**Entries with figure data**.
□ □ □ □ □

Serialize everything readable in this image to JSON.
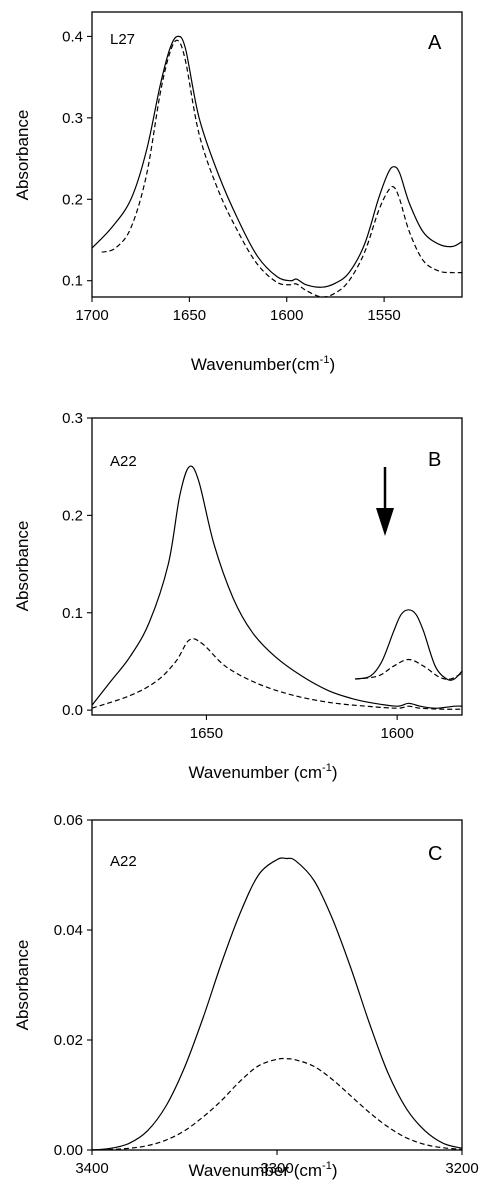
{
  "chart_data": [
    {
      "type": "line",
      "panel_letter": "A",
      "sample_label": "L27",
      "xlabel": "Wavenumber(cm",
      "xlabel_sup": "-1",
      "xlabel_close": ")",
      "ylabel": "Absorbance",
      "xlim": [
        1700,
        1510
      ],
      "ylim": [
        0.08,
        0.43
      ],
      "xticks": [
        1700,
        1650,
        1600,
        1550
      ],
      "yticks": [
        0.1,
        0.2,
        0.3,
        0.4
      ],
      "xticklabels": [
        "1700",
        "1650",
        "1600",
        "1550"
      ],
      "yticklabels": [
        "0.1",
        "0.2",
        "0.3",
        "0.4"
      ],
      "series": [
        {
          "style": "solid",
          "x": [
            1700,
            1690,
            1680,
            1672,
            1665,
            1660,
            1656,
            1652,
            1645,
            1635,
            1625,
            1615,
            1605,
            1598,
            1595,
            1590,
            1582,
            1575,
            1568,
            1560,
            1553,
            1548,
            1545,
            1542,
            1537,
            1530,
            1522,
            1515,
            1510
          ],
          "y": [
            0.14,
            0.165,
            0.2,
            0.26,
            0.34,
            0.385,
            0.4,
            0.385,
            0.3,
            0.23,
            0.175,
            0.13,
            0.105,
            0.1,
            0.102,
            0.095,
            0.092,
            0.097,
            0.11,
            0.145,
            0.2,
            0.232,
            0.24,
            0.232,
            0.195,
            0.16,
            0.145,
            0.142,
            0.148
          ]
        },
        {
          "style": "dashed",
          "x": [
            1695,
            1688,
            1680,
            1672,
            1665,
            1660,
            1656,
            1652,
            1645,
            1635,
            1625,
            1615,
            1605,
            1598,
            1595,
            1590,
            1582,
            1575,
            1568,
            1560,
            1553,
            1548,
            1545,
            1542,
            1537,
            1530,
            1522,
            1515,
            1510
          ],
          "y": [
            0.135,
            0.14,
            0.165,
            0.23,
            0.33,
            0.38,
            0.395,
            0.37,
            0.28,
            0.21,
            0.16,
            0.12,
            0.098,
            0.095,
            0.096,
            0.088,
            0.08,
            0.085,
            0.1,
            0.135,
            0.185,
            0.21,
            0.215,
            0.2,
            0.16,
            0.125,
            0.112,
            0.11,
            0.11
          ]
        }
      ]
    },
    {
      "type": "line",
      "panel_letter": "B",
      "sample_label": "A22",
      "xlabel": "Wavenumber (cm",
      "xlabel_sup": "-1",
      "xlabel_close": ")",
      "ylabel": "Absorbance",
      "xlim": [
        1680,
        1583
      ],
      "ylim": [
        -0.005,
        0.3
      ],
      "xticks": [
        1650,
        1600
      ],
      "yticks": [
        0.0,
        0.1,
        0.2,
        0.3
      ],
      "xticklabels": [
        "1650",
        "1600"
      ],
      "yticklabels": [
        "0.0",
        "0.1",
        "0.2",
        "0.3"
      ],
      "annotation": "downward arrow marking the band near 1597",
      "series": [
        {
          "style": "solid",
          "x": [
            1680,
            1675,
            1670,
            1665,
            1660,
            1657,
            1654.5,
            1652,
            1648,
            1643,
            1638,
            1632,
            1625,
            1618,
            1612,
            1606,
            1600,
            1597,
            1594,
            1590,
            1585,
            1583
          ],
          "y": [
            0.005,
            0.03,
            0.055,
            0.09,
            0.15,
            0.22,
            0.25,
            0.235,
            0.17,
            0.115,
            0.08,
            0.055,
            0.035,
            0.02,
            0.012,
            0.007,
            0.004,
            0.007,
            0.004,
            0.002,
            0.004,
            0.004
          ]
        },
        {
          "style": "dashed",
          "x": [
            1680,
            1670,
            1663,
            1658,
            1654.5,
            1651,
            1645,
            1637,
            1628,
            1618,
            1608,
            1600,
            1597,
            1594,
            1588,
            1583
          ],
          "y": [
            0.002,
            0.015,
            0.03,
            0.05,
            0.072,
            0.068,
            0.045,
            0.028,
            0.016,
            0.008,
            0.004,
            0.002,
            0.004,
            0.002,
            0.001,
            0.001
          ]
        },
        {
          "style": "solid",
          "x": [
            1611,
            1607,
            1604,
            1601,
            1599,
            1597,
            1595,
            1593,
            1590,
            1587,
            1585,
            1583
          ],
          "y": [
            0.032,
            0.035,
            0.05,
            0.08,
            0.098,
            0.103,
            0.098,
            0.08,
            0.045,
            0.032,
            0.032,
            0.04
          ]
        },
        {
          "style": "dashed",
          "x": [
            1611,
            1605,
            1601,
            1597,
            1593,
            1589,
            1586,
            1583
          ],
          "y": [
            0.032,
            0.035,
            0.045,
            0.052,
            0.045,
            0.034,
            0.032,
            0.038
          ]
        }
      ]
    },
    {
      "type": "line",
      "panel_letter": "C",
      "sample_label": "A22",
      "xlabel": "Wavenumber (cm",
      "xlabel_sup": "-1",
      "xlabel_close": ")",
      "ylabel": "Absorbance",
      "xlim": [
        3400,
        3200
      ],
      "ylim": [
        0.0,
        0.06
      ],
      "xticks": [
        3400,
        3300,
        3200
      ],
      "yticks": [
        0.0,
        0.02,
        0.04,
        0.06
      ],
      "xticklabels": [
        "3400",
        "3300",
        "3200"
      ],
      "yticklabels": [
        "0.00",
        "0.02",
        "0.04",
        "0.06"
      ],
      "series": [
        {
          "style": "solid",
          "x": [
            3400,
            3390,
            3380,
            3370,
            3360,
            3350,
            3340,
            3330,
            3320,
            3310,
            3300,
            3295,
            3290,
            3280,
            3270,
            3260,
            3250,
            3240,
            3230,
            3220,
            3210,
            3200
          ],
          "y": [
            0.0,
            0.0003,
            0.0012,
            0.0035,
            0.008,
            0.015,
            0.024,
            0.034,
            0.043,
            0.05,
            0.0528,
            0.053,
            0.0526,
            0.049,
            0.042,
            0.033,
            0.023,
            0.014,
            0.0075,
            0.0035,
            0.0012,
            0.0003
          ]
        },
        {
          "style": "dashed",
          "x": [
            3400,
            3390,
            3380,
            3370,
            3360,
            3350,
            3340,
            3330,
            3320,
            3310,
            3300,
            3295,
            3290,
            3280,
            3270,
            3260,
            3250,
            3240,
            3230,
            3220,
            3210,
            3200
          ],
          "y": [
            0.0,
            0.0001,
            0.0003,
            0.0008,
            0.0018,
            0.0035,
            0.006,
            0.009,
            0.0125,
            0.0153,
            0.0165,
            0.0166,
            0.0164,
            0.0152,
            0.0128,
            0.0098,
            0.0068,
            0.0042,
            0.0022,
            0.001,
            0.0004,
            0.0001
          ]
        }
      ]
    }
  ]
}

□ □ □ □ □

**What is expected**. Every line above should be returned exactly; the pictures stay out.

**Written response**.
Serialize everything readable in this image to JSON.
{
  "chart_data": [
    {
      "type": "line",
      "panel_letter": "A",
      "sample_label": "L27",
      "xlabel": "Wavenumber(cm",
      "xlabel_sup": "-1",
      "xlabel_close": ")",
      "ylabel": "Absorbance",
      "xlim": [
        1700,
        1510
      ],
      "ylim": [
        0.08,
        0.43
      ],
      "xticks": [
        1700,
        1650,
        1600,
        1550
      ],
      "yticks": [
        0.1,
        0.2,
        0.3,
        0.4
      ],
      "xticklabels": [
        "1700",
        "1650",
        "1600",
        "1550"
      ],
      "yticklabels": [
        "0.1",
        "0.2",
        "0.3",
        "0.4"
      ],
      "series": [
        {
          "style": "solid",
          "x": [
            1700,
            1690,
            1680,
            1672,
            1665,
            1660,
            1656,
            1652,
            1645,
            1635,
            1625,
            1615,
            1605,
            1598,
            1595,
            1590,
            1582,
            1575,
            1568,
            1560,
            1553,
            1548,
            1545,
            1542,
            1537,
            1530,
            1522,
            1515,
            1510
          ],
          "y": [
            0.14,
            0.165,
            0.2,
            0.26,
            0.34,
            0.385,
            0.4,
            0.385,
            0.3,
            0.23,
            0.175,
            0.13,
            0.105,
            0.1,
            0.102,
            0.095,
            0.092,
            0.097,
            0.11,
            0.145,
            0.2,
            0.232,
            0.24,
            0.232,
            0.195,
            0.16,
            0.145,
            0.142,
            0.148
          ]
        },
        {
          "style": "dashed",
          "x": [
            1695,
            1688,
            1680,
            1672,
            1665,
            1660,
            1656,
            1652,
            1645,
            1635,
            1625,
            1615,
            1605,
            1598,
            1595,
            1590,
            1582,
            1575,
            1568,
            1560,
            1553,
            1548,
            1545,
            1542,
            1537,
            1530,
            1522,
            1515,
            1510
          ],
          "y": [
            0.135,
            0.14,
            0.165,
            0.23,
            0.33,
            0.38,
            0.395,
            0.37,
            0.28,
            0.21,
            0.16,
            0.12,
            0.098,
            0.095,
            0.096,
            0.088,
            0.08,
            0.085,
            0.1,
            0.135,
            0.185,
            0.21,
            0.215,
            0.2,
            0.16,
            0.125,
            0.112,
            0.11,
            0.11
          ]
        }
      ]
    },
    {
      "type": "line",
      "panel_letter": "B",
      "sample_label": "A22",
      "xlabel": "Wavenumber (cm",
      "xlabel_sup": "-1",
      "xlabel_close": ")",
      "ylabel": "Absorbance",
      "xlim": [
        1680,
        1583
      ],
      "ylim": [
        -0.005,
        0.3
      ],
      "xticks": [
        1650,
        1600
      ],
      "yticks": [
        0.0,
        0.1,
        0.2,
        0.3
      ],
      "xticklabels": [
        "1650",
        "1600"
      ],
      "yticklabels": [
        "0.0",
        "0.1",
        "0.2",
        "0.3"
      ],
      "annotation": "downward arrow marking the band near 1597",
      "series": [
        {
          "style": "solid",
          "x": [
            1680,
            1675,
            1670,
            1665,
            1660,
            1657,
            1654.5,
            1652,
            1648,
            1643,
            1638,
            1632,
            1625,
            1618,
            1612,
            1606,
            1600,
            1597,
            1594,
            1590,
            1585,
            1583
          ],
          "y": [
            0.005,
            0.03,
            0.055,
            0.09,
            0.15,
            0.22,
            0.25,
            0.235,
            0.17,
            0.115,
            0.08,
            0.055,
            0.035,
            0.02,
            0.012,
            0.007,
            0.004,
            0.007,
            0.004,
            0.002,
            0.004,
            0.004
          ]
        },
        {
          "style": "dashed",
          "x": [
            1680,
            1670,
            1663,
            1658,
            1654.5,
            1651,
            1645,
            1637,
            1628,
            1618,
            1608,
            1600,
            1597,
            1594,
            1588,
            1583
          ],
          "y": [
            0.002,
            0.015,
            0.03,
            0.05,
            0.072,
            0.068,
            0.045,
            0.028,
            0.016,
            0.008,
            0.004,
            0.002,
            0.004,
            0.002,
            0.001,
            0.001
          ]
        },
        {
          "style": "solid",
          "x": [
            1611,
            1607,
            1604,
            1601,
            1599,
            1597,
            1595,
            1593,
            1590,
            1587,
            1585,
            1583
          ],
          "y": [
            0.032,
            0.035,
            0.05,
            0.08,
            0.098,
            0.103,
            0.098,
            0.08,
            0.045,
            0.032,
            0.032,
            0.04
          ]
        },
        {
          "style": "dashed",
          "x": [
            1611,
            1605,
            1601,
            1597,
            1593,
            1589,
            1586,
            1583
          ],
          "y": [
            0.032,
            0.035,
            0.045,
            0.052,
            0.045,
            0.034,
            0.032,
            0.038
          ]
        }
      ]
    },
    {
      "type": "line",
      "panel_letter": "C",
      "sample_label": "A22",
      "xlabel": "Wavenumber (cm",
      "xlabel_sup": "-1",
      "xlabel_close": ")",
      "ylabel": "Absorbance",
      "xlim": [
        3400,
        3200
      ],
      "ylim": [
        0.0,
        0.06
      ],
      "xticks": [
        3400,
        3300,
        3200
      ],
      "yticks": [
        0.0,
        0.02,
        0.04,
        0.06
      ],
      "xticklabels": [
        "3400",
        "3300",
        "3200"
      ],
      "yticklabels": [
        "0.00",
        "0.02",
        "0.04",
        "0.06"
      ],
      "series": [
        {
          "style": "solid",
          "x": [
            3400,
            3390,
            3380,
            3370,
            3360,
            3350,
            3340,
            3330,
            3320,
            3310,
            3300,
            3295,
            3290,
            3280,
            3270,
            3260,
            3250,
            3240,
            3230,
            3220,
            3210,
            3200
          ],
          "y": [
            0.0,
            0.0003,
            0.0012,
            0.0035,
            0.008,
            0.015,
            0.024,
            0.034,
            0.043,
            0.05,
            0.0528,
            0.053,
            0.0526,
            0.049,
            0.042,
            0.033,
            0.023,
            0.014,
            0.0075,
            0.0035,
            0.0012,
            0.0003
          ]
        },
        {
          "style": "dashed",
          "x": [
            3400,
            3390,
            3380,
            3370,
            3360,
            3350,
            3340,
            3330,
            3320,
            3310,
            3300,
            3295,
            3290,
            3280,
            3270,
            3260,
            3250,
            3240,
            3230,
            3220,
            3210,
            3200
          ],
          "y": [
            0.0,
            0.0001,
            0.0003,
            0.0008,
            0.0018,
            0.0035,
            0.006,
            0.009,
            0.0125,
            0.0153,
            0.0165,
            0.0166,
            0.0164,
            0.0152,
            0.0128,
            0.0098,
            0.0068,
            0.0042,
            0.0022,
            0.001,
            0.0004,
            0.0001
          ]
        }
      ]
    }
  ]
}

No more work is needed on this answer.